# [GIVEN REQUEST]
Report every line in the listing below where the string "terræ" shows up.

# [SUPPLIED DATA]

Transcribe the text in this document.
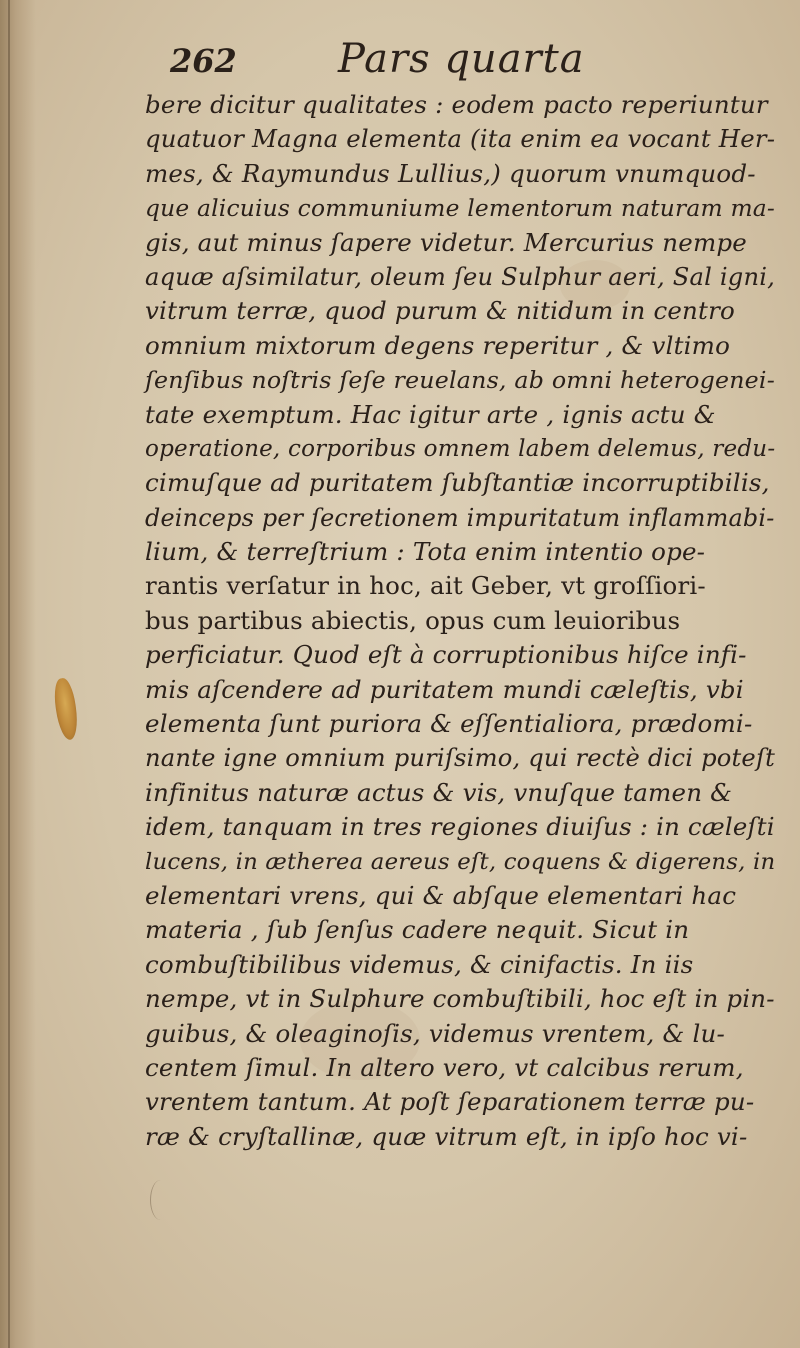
262	Pars quarta
bere dicitur qualitates : eodem pacto reperiuntur
quatuor Magna elementa (ita enim ea vocant Her-
mes, & Raymundus Lullius,) quorum vnumquod-
que alicuius communiume lementorum naturam ma-
gis, aut minus ſapere videtur. Mercurius nempe
aquæ aſsimilatur, oleum ſeu Sulphur aeri, Sal igni,
vitrum terræ, quod purum & nitidum in centro
omnium mixtorum degens reperitur , & vltimo
ſenſibus noſtris ſeſe reuelans, ab omni heterogenei-
tate exemptum. Hac igitur arte , ignis actu &
operatione, corporibus omnem labem delemus, redu-
cimuſque ad puritatem ſubſtantiæ incorruptibilis,
deinceps per ſecretionem impuritatum inflammabi-
lium, & terreſtrium : Tota enim intentio ope-
rantis verſatur in hoc, ait Geber, vt groſſiori-
bus partibus abiectis, opus cum leuioribus
perficiatur. Quod eſt à corruptionibus hiſce infi-
mis aſcendere ad puritatem mundi cæleſtis, vbi
elementa ſunt puriora & eſſentialiora, prædomi-
nante igne omnium puriſsimo, qui rectè dici poteſt
infinitus naturæ actus & vis, vnuſque tamen &
idem, tanquam in tres regiones diuiſus : in cæleſti
lucens, in æthereа aereus eſt, coquens & digerens, in
elementari vrens, qui & abſque elementari hac
materia , ſub ſenſus cadere nequit. Sicut in
combuſtibilibus videmus, & cinifactis. In iis
nempe, vt in Sulphure combuſtibili, hoc eſt in pin-
guibus, & oleaginoſis, videmus vrentem, & lu-
centem ſimul. In altero vero, vt calcibus rerum,
vrentem tantum. At poſt ſeparationem terræ pu-
ræ & cryſtallinæ, quæ vitrum eſt, in ipſo hoc vi-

# [RESULT OF THE TASK]
vitrum terræ, quod purum & nitidum in centro
vrentem tantum. At poſt ſeparationem terræ pu-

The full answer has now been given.